Work required
Repeat the data exactly as it stands.

Data for the task
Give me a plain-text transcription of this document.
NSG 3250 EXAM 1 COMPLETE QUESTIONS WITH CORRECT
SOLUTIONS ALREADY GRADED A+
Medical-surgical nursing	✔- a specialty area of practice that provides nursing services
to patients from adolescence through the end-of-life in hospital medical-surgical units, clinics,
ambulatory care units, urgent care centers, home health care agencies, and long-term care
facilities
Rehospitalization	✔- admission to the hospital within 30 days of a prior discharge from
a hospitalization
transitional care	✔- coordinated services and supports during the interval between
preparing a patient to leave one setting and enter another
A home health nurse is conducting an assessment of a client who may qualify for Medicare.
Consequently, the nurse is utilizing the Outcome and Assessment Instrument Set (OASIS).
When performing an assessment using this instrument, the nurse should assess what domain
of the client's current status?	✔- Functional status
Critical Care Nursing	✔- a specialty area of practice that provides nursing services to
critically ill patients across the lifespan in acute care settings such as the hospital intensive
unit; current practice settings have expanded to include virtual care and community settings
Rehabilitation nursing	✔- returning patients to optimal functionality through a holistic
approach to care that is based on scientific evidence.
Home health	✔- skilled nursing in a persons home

Exercise solution
Give me a plain-text transcription of this document.
NSG 3250 EXAM 1 COMPLETE QUESTIONS WITH CORRECT
SOLUTIONS ALREADY GRADED A+
Medical-surgical nursing	✔- a specialty area of practice that provides nursing services
to patients from adolescence through the end-of-life in hospital medical-surgical units, clinics,
ambulatory care units, urgent care centers, home health care agencies, and long-term care
facilities
Rehospitalization	✔- admission to the hospital within 30 days of a prior discharge from
a hospitalization
transitional care	✔- coordinated services and supports during the interval between
preparing a patient to leave one setting and enter another
A home health nurse is conducting an assessment of a client who may qualify for Medicare.
Consequently, the nurse is utilizing the Outcome and Assessment Instrument Set (OASIS).
When performing an assessment using this instrument, the nurse should assess what domain
of the client's current status?	✔- Functional status
Critical Care Nursing	✔- a specialty area of practice that provides nursing services to
critically ill patients across the lifespan in acute care settings such as the hospital intensive
unit; current practice settings have expanded to include virtual care and community settings
Rehabilitation nursing	✔- returning patients to optimal functionality through a holistic
approach to care that is based on scientific evidence.
Home health	✔- skilled nursing in a persons home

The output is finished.